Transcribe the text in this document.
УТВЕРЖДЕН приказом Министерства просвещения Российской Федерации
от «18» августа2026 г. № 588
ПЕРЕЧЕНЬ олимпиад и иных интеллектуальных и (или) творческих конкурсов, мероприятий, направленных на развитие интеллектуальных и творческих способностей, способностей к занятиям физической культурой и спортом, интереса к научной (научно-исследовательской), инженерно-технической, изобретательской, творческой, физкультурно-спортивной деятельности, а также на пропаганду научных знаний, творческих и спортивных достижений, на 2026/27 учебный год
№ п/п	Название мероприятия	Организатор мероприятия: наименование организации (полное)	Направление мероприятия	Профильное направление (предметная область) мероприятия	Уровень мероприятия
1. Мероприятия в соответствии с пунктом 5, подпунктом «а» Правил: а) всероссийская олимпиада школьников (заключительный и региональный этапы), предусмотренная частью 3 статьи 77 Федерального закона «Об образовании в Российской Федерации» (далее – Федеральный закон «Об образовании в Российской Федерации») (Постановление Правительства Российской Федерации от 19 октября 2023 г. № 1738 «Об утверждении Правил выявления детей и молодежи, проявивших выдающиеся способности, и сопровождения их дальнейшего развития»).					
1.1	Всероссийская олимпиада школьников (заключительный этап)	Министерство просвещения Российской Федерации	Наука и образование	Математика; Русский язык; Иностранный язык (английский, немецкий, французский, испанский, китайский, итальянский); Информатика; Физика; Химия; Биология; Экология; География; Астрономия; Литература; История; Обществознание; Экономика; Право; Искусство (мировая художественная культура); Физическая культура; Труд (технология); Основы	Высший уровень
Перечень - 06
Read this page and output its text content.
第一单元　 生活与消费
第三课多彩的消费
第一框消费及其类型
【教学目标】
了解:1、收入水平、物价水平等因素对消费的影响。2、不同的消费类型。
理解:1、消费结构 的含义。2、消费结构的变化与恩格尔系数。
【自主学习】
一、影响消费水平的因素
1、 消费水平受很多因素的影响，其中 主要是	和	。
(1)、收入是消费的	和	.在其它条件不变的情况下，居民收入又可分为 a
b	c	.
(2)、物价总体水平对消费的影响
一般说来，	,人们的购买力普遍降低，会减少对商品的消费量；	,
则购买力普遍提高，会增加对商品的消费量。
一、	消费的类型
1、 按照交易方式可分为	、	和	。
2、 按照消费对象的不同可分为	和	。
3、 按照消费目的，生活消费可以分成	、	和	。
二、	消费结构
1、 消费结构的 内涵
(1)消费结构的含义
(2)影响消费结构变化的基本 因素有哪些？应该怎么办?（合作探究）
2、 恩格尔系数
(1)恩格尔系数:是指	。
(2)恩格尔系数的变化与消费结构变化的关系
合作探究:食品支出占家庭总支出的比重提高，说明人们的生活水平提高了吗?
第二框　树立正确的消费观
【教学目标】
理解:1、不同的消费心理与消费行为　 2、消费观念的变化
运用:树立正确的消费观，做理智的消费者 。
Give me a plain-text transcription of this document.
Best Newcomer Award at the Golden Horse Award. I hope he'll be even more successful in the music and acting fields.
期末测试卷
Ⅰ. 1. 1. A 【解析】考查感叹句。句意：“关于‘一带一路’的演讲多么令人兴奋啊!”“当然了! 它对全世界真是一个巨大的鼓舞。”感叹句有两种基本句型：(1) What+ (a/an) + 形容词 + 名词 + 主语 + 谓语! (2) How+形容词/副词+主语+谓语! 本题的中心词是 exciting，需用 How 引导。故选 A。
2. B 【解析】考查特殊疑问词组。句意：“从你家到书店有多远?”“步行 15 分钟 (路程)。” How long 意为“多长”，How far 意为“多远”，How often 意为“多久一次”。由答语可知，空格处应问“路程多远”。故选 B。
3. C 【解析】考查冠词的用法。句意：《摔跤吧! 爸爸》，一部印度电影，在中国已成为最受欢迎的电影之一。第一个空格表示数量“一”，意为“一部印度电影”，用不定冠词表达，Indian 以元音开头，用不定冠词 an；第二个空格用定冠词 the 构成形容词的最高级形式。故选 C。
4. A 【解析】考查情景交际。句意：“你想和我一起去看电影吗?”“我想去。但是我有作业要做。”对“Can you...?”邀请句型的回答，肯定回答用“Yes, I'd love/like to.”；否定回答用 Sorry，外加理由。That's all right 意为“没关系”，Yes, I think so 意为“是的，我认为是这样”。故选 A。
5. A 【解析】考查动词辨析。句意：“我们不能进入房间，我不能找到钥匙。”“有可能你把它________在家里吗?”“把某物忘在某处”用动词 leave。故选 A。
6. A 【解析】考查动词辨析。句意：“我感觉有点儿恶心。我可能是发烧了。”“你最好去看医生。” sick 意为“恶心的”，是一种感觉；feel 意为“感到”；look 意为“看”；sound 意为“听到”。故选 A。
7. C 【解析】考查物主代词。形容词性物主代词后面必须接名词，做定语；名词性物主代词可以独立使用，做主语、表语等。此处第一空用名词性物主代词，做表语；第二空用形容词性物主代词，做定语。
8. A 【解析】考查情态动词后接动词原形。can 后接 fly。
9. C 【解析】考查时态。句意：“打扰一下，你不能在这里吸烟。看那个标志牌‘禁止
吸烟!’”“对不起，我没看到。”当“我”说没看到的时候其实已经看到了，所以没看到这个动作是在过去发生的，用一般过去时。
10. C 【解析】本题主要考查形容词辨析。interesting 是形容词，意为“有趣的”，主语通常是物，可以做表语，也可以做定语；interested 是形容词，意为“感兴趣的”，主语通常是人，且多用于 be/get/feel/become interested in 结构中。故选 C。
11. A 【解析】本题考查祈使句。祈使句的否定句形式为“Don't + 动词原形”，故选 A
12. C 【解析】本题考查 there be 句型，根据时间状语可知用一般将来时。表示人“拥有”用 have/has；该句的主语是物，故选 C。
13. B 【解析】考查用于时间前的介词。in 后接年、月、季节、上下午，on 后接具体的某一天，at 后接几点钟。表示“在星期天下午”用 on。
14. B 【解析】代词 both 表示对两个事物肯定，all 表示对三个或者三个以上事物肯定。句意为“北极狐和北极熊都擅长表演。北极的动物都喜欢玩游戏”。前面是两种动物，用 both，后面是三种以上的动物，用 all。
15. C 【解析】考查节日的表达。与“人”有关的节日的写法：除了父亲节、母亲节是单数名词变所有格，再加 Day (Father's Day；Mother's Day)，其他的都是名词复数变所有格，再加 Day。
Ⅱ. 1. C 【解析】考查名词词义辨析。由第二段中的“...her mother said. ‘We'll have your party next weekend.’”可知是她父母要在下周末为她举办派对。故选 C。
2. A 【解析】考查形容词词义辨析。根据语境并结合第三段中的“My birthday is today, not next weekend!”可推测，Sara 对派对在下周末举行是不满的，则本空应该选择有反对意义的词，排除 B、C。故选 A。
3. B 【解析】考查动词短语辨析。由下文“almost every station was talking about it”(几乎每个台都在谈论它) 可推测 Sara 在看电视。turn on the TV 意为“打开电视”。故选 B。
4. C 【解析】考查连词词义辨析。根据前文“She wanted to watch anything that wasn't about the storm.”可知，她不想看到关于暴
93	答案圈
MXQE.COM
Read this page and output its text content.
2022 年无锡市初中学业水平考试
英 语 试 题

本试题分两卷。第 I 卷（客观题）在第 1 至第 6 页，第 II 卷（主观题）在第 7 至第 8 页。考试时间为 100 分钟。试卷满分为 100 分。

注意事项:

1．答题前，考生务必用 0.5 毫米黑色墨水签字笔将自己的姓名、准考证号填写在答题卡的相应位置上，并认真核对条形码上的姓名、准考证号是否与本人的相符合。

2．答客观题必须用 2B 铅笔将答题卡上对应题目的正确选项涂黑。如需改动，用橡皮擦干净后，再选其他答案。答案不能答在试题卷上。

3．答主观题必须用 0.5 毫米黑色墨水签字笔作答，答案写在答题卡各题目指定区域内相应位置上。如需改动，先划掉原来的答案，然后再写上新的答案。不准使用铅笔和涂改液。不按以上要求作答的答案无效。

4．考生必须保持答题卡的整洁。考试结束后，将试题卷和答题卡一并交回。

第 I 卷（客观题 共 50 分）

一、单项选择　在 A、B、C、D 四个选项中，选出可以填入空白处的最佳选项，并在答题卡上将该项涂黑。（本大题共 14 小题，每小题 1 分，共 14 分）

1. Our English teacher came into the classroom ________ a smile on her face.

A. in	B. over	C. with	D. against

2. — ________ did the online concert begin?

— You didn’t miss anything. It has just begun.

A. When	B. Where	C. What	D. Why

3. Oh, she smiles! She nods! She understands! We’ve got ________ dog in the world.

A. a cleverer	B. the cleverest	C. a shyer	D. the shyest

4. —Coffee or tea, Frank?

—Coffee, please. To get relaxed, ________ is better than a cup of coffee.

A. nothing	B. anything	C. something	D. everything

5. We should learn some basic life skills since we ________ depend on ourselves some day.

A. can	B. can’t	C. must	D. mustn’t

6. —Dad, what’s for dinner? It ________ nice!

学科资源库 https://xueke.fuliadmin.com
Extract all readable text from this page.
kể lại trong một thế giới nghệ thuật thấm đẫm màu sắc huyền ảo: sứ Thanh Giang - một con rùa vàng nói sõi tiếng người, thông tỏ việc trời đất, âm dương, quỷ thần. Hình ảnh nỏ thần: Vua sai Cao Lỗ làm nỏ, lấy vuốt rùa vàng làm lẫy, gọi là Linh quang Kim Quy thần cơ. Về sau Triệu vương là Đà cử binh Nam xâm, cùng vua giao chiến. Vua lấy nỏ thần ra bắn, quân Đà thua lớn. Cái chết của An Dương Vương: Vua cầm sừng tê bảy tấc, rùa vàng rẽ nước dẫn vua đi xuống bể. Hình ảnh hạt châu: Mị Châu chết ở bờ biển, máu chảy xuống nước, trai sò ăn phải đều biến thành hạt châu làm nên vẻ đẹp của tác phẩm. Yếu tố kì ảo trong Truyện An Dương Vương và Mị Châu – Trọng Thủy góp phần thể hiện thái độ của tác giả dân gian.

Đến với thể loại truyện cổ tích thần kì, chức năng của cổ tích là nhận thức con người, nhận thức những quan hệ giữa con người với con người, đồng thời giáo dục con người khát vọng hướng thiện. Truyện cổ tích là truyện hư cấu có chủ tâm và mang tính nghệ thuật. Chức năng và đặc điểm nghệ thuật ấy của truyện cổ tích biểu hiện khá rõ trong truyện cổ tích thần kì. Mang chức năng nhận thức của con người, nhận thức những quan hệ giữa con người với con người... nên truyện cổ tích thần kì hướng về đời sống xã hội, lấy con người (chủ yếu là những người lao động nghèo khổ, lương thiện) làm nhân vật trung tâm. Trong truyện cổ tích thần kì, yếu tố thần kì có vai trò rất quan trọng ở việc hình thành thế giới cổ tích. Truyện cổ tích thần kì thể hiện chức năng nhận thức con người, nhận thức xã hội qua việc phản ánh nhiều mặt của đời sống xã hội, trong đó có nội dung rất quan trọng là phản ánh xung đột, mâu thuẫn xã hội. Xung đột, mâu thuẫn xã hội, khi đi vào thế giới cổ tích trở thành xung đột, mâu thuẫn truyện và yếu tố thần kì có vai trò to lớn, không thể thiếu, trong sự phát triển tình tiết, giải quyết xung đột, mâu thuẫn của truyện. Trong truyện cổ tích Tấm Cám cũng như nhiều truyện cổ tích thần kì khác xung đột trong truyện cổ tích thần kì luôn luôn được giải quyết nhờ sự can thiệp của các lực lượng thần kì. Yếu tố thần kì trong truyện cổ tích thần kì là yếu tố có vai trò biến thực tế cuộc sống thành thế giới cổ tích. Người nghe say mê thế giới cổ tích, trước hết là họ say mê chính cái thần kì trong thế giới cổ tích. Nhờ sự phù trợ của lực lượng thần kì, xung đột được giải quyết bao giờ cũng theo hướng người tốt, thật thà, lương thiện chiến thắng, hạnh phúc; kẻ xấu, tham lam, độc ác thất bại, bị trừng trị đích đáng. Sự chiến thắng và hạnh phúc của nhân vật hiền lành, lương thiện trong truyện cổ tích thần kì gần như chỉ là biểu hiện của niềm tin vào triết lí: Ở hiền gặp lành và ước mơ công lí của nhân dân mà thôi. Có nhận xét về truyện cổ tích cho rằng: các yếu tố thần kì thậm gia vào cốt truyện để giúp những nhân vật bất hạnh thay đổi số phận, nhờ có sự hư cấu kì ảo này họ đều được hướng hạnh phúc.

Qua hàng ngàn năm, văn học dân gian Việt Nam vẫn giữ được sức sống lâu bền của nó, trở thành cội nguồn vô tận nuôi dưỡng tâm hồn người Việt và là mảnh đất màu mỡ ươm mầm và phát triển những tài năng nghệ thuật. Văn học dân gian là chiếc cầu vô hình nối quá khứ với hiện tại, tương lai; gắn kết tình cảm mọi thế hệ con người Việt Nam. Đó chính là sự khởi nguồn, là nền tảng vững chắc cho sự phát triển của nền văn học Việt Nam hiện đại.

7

────────

- [What to do]
Provide only the count of lines in the material above that hold the word "document".

- [Full output]
2